* [Task description] Your task is to print all of the data word for word.

* [Dataset content]
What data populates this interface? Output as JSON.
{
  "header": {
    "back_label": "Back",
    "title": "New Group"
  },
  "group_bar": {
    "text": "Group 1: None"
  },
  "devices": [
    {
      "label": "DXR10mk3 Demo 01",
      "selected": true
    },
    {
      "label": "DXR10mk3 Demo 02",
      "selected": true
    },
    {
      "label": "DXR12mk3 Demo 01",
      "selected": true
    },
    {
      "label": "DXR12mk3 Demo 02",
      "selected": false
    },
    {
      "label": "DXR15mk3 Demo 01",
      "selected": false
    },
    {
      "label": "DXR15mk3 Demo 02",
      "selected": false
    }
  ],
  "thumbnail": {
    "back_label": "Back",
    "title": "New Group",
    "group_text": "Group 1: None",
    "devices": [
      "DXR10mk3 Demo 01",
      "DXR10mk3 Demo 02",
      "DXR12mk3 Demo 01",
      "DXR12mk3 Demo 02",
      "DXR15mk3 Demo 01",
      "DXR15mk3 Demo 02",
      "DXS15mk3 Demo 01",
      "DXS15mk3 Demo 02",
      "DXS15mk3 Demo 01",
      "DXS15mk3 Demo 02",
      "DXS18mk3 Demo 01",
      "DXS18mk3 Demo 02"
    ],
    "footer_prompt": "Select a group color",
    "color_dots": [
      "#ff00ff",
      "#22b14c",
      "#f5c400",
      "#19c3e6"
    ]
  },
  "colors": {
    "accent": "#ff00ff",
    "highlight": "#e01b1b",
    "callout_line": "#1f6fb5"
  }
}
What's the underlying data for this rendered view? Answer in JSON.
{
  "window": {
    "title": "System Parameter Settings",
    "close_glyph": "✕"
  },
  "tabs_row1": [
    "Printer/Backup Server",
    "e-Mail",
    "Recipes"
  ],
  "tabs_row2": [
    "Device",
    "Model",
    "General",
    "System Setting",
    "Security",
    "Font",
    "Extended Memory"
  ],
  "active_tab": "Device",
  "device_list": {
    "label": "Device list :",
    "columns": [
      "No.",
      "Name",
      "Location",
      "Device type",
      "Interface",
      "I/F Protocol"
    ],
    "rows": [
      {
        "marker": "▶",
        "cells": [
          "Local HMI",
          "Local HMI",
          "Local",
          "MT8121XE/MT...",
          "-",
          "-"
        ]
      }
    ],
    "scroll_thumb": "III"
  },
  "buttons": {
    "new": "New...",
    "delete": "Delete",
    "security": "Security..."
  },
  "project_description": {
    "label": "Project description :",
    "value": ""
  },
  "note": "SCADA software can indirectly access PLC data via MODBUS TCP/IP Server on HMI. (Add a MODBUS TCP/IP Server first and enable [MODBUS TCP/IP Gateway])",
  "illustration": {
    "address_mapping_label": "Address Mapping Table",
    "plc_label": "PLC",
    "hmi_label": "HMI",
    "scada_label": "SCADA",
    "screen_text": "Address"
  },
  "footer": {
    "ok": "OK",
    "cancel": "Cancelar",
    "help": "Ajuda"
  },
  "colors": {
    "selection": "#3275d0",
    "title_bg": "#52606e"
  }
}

* [Output of the exercise]
What data populates this interface? Output as JSON.
{
  "header": {
    "back_label": "Back",
    "title": "New Group"
  },
  "group_bar": {
    "text": "Group 1: None"
  },
  "devices": [
    {
      "label": "DXR10mk3 Demo 01",
      "selected": true
    },
    {
      "label": "DXR10mk3 Demo 02",
      "selected": true
    },
    {
      "label": "DXR12mk3 Demo 01",
      "selected": true
    },
    {
      "label": "DXR12mk3 Demo 02",
      "selected": false
    },
    {
      "label": "DXR15mk3 Demo 01",
      "selected": false
    },
    {
      "label": "DXR15mk3 Demo 02",
      "selected": false
    }
  ],
  "thumbnail": {
    "back_label": "Back",
    "title": "New Group",
    "group_text": "Group 1: None",
    "devices": [
      "DXR10mk3 Demo 01",
      "DXR10mk3 Demo 02",
      "DXR12mk3 Demo 01",
      "DXR12mk3 Demo 02",
      "DXR15mk3 Demo 01",
      "DXR15mk3 Demo 02",
      "DXS15mk3 Demo 01",
      "DXS15mk3 Demo 02",
      "DXS15mk3 Demo 01",
      "DXS15mk3 Demo 02",
      "DXS18mk3 Demo 01",
      "DXS18mk3 Demo 02"
    ],
    "footer_prompt": "Select a group color",
    "color_dots": [
      "#ff00ff",
      "#22b14c",
      "#f5c400",
      "#19c3e6"
    ]
  },
  "colors": {
    "accent": "#ff00ff",
    "highlight": "#e01b1b",
    "callout_line": "#1f6fb5"
  }
}
What's the underlying data for this rendered view? Answer in JSON.
{
  "window": {
    "title": "System Parameter Settings",
    "close_glyph": "✕"
  },
  "tabs_row1": [
    "Printer/Backup Server",
    "e-Mail",
    "Recipes"
  ],
  "tabs_row2": [
    "Device",
    "Model",
    "General",
    "System Setting",
    "Security",
    "Font",
    "Extended Memory"
  ],
  "active_tab": "Device",
  "device_list": {
    "label": "Device list :",
    "columns": [
      "No.",
      "Name",
      "Location",
      "Device type",
      "Interface",
      "I/F Protocol"
    ],
    "rows": [
      {
        "marker": "▶",
        "cells": [
          "Local HMI",
          "Local HMI",
          "Local",
          "MT8121XE/MT...",
          "-",
          "-"
        ]
      }
    ],
    "scroll_thumb": "III"
  },
  "buttons": {
    "new": "New...",
    "delete": "Delete",
    "security": "Security..."
  },
  "project_description": {
    "label": "Project description :",
    "value": ""
  },
  "note": "SCADA software can indirectly access PLC data via MODBUS TCP/IP Server on HMI. (Add a MODBUS TCP/IP Server first and enable [MODBUS TCP/IP Gateway])",
  "illustration": {
    "address_mapping_label": "Address Mapping Table",
    "plc_label": "PLC",
    "hmi_label": "HMI",
    "scada_label": "SCADA",
    "screen_text": "Address"
  },
  "footer": {
    "ok": "OK",
    "cancel": "Cancelar",
    "help": "Ajuda"
  },
  "colors": {
    "selection": "#3275d0",
    "title_bg": "#52606e"
  }
}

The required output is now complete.